§ Supplied passage:
★ ★ ★ ★

Priozersk (Russian: Приозе́рск,[7] known before 1948 in Finnish as Käkisalmi (Swedish: Kexholm) is a town and the administrative center of Priozersky District in Leningrad Oblast, Russia, located at the northwestern shore of Lake Ladoga, at the estuary of the northern armlet of the Vuoksi River on the Karelian Isthmus. It is served by a station of the same name on the St. Petersburg—Khiytola railway. Population: 18,933 (2010 Census);[3] 20,506 (2002 Census);[8] 20,557 (1989 Census).[9]

History[edit]

The Korela Fortress is the main landmark of Priozersk
Käkisalmi postal cancellation 1921

The main landmark of Priozersk, the Korela Fortress, has historically been the center for the Karelians of the Karelian Isthmus and from time to time the northwestern outpost of the realm of the Russians or the eastern outpost of the realm of the Swedes.

From the Middle Ages, Priozersk was known as Korela to Russians and Käkisalmi to Karelians and Finns. The town was a part of Vodskaya pyatina of the Novgorod Republic. Novgorod taxation documents from 1500 list 183 houses in Korela, suggesting an estimated population of 1,500–2,000. The Swedes captured Korela twice: in 1578 for seventeen years and in 1611 for a hundred years. In the Swedish Empire, the fortress was called Kexholm and the whole region became known as the County of Kexholm. Russia definitively secured the area during the Great Northern War; the town's Swedish name was retained, however, as Keksgolm (Кексгольм). Unfortunately, wars and devastating fires in 1300, 1580, 1634, and 1679 took their toll on the civilian population. Consequently, when the town gained its first court house in 1800, the population was only 400.

★ ★ ★ ★

§ Given records:
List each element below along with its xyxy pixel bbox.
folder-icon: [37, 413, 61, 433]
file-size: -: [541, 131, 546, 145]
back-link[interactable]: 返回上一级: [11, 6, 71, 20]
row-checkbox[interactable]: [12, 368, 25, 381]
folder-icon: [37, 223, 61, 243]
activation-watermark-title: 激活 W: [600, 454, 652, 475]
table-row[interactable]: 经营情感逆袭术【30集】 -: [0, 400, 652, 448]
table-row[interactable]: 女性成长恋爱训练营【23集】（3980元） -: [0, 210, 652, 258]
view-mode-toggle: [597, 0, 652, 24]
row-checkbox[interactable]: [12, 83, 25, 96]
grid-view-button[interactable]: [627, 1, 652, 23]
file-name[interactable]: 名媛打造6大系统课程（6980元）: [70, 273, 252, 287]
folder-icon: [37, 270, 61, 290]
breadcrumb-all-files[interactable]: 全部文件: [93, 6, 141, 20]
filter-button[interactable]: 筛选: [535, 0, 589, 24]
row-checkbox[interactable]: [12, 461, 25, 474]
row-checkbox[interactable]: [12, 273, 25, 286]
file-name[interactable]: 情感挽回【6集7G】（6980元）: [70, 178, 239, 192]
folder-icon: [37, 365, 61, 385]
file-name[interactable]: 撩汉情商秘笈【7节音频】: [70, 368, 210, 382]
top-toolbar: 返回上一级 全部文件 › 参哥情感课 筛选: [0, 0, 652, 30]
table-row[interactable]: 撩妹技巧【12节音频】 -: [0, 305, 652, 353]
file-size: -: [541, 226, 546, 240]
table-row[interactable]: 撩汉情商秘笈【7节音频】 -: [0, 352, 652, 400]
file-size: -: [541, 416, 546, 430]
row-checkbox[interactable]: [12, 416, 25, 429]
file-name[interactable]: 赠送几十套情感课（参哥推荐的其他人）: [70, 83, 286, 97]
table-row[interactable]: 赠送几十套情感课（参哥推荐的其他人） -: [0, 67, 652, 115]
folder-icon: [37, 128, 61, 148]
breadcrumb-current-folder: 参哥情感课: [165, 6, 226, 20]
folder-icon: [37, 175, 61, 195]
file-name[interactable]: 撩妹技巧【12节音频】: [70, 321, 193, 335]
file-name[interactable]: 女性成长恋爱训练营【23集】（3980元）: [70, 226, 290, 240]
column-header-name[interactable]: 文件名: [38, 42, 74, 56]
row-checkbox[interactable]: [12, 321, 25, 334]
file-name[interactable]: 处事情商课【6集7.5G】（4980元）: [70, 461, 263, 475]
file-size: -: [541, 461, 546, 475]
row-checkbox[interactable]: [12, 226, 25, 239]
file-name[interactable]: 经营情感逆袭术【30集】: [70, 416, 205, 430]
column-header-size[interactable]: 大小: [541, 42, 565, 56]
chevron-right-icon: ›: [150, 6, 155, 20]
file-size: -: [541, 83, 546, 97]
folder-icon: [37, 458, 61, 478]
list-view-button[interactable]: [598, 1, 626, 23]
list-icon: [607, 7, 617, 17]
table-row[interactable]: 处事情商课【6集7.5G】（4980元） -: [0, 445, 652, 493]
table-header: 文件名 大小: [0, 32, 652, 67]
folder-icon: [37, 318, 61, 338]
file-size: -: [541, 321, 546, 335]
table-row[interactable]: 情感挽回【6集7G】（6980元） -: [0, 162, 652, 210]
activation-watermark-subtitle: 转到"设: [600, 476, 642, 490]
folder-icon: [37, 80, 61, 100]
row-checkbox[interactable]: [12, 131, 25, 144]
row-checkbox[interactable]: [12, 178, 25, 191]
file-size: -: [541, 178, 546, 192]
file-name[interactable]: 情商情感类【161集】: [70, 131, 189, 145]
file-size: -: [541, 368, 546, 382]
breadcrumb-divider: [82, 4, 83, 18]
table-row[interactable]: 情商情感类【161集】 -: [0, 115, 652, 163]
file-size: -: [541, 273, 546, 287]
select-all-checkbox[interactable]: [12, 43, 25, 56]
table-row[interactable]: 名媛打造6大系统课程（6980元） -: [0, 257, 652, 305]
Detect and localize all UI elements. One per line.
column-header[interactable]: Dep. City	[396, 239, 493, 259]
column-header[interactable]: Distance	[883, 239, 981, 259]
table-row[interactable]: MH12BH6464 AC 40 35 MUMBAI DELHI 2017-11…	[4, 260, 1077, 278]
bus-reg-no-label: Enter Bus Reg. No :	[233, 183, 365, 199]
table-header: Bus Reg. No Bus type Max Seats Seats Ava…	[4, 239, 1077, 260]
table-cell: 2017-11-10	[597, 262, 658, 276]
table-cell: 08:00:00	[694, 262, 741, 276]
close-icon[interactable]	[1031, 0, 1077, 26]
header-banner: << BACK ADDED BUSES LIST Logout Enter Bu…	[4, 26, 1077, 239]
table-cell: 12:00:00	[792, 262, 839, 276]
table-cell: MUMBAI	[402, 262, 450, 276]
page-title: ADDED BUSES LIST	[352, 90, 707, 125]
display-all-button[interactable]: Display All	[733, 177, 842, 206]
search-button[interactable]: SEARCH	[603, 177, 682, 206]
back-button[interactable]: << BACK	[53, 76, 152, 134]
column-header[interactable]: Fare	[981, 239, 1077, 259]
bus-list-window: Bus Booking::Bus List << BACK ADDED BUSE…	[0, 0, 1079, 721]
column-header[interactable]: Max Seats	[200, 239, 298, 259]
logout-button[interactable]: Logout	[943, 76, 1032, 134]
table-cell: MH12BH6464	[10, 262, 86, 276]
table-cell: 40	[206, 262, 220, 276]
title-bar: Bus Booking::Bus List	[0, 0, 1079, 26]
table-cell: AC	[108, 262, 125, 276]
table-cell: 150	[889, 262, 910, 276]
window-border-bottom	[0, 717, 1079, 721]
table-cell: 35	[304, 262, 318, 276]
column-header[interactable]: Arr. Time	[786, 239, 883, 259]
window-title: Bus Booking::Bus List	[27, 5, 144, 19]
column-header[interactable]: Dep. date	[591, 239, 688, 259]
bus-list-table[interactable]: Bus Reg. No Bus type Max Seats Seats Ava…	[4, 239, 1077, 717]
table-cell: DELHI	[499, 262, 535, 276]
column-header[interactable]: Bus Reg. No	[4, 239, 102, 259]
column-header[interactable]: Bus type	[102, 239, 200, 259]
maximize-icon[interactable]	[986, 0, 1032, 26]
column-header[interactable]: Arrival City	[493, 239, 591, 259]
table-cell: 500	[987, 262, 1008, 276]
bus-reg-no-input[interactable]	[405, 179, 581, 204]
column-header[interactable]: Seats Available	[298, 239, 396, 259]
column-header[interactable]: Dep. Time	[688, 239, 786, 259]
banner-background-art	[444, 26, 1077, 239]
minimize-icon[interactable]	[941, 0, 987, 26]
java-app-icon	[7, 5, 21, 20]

★ ★ ★ ★

§ Written instruction 1:
Answer these from the Priozersk passage:
(a) What population did the 2010 Census record for the town?
(b) How many houses in Korela do the Novgorod taxation documents from 1500 list?
(c) What was the population when the town gained its first court house?
§ Written instruction 2: In the Priozersk passage, which years are given for the wars and devastating fires that affected the civilian population?
§ Written instruction 3: Carry on the history of Priozersk from the point where the passage ends.

§ Expected output 1:
(a) 18,933
(b) 183
(c) 400

§ Expected output 2: 1300, 1580, 1634, 1679

§ Expected output 3:
In 1812, as the Grand Duchy of Finland three years earlier had been formed within the Russian Empire, Tsar Alexander I incorporated Keksgolm with the rest of Old Finland (Vyborg Governorate) into an autonomous region. Keksgolm was the smallest city in the governorate. Since 1812, Vyborg Governorate was known as the Viipuri Province. In 1918, Finland became independent. Town's growth was boosted by the construction of the St. Petersburg–Hiitola railway in 1917 and by establishing two big saw mills and a big Ab Waldhof Oy's wood pulp mill in 1929. In 1939, Käkisalmi had a population of 5083. Around the town laid the rural municipality of Käkisalmi, with a population of 5,100. Minorities were Orthodox (946 persons), Swedish, Russian, or German. Total population was 11,129 in 1939.

The Winter War on November 30, 1939 began with the Soviet attack. Eventually, after hard fighting, Finland was forced to cede Käkisalmi and the whole of Finnish Karelia to the Soviet Union by the terms of the 1940 Moscow Peace Treaty. During the Continuation War in 1941–1944, Finland gained back Keksgolm and other territories ceded to the Soviets in 1940. The population returned to rebuild the town, but were again evacuated at the close of World War II.

Keksgolmsky District with the administrative center in Keksgolm was established as a part of the Karelian Autonomous Soviet Socialist Republic (Karelian ASSR) in March 1940.[citation needed] On March 31, 1940, the Karelian ASSR was transformed into the Karelo-Finnish Soviet Socialist Republic.[10] On November 24, 1944, Keksgolmsky District was transferred from the Karelo-Finnish Soviet Socialist Republic to Leningrad Oblast.[5]

On October 1, 1948, Keksgolm was renamed Priozersk[5] as a part of the campaign to rename localities in the areas annexed from Finland. Priozersk was settled with mainly Russians, Belorussian, and Ukrainian migrants, who have since comprised the majority of the local population.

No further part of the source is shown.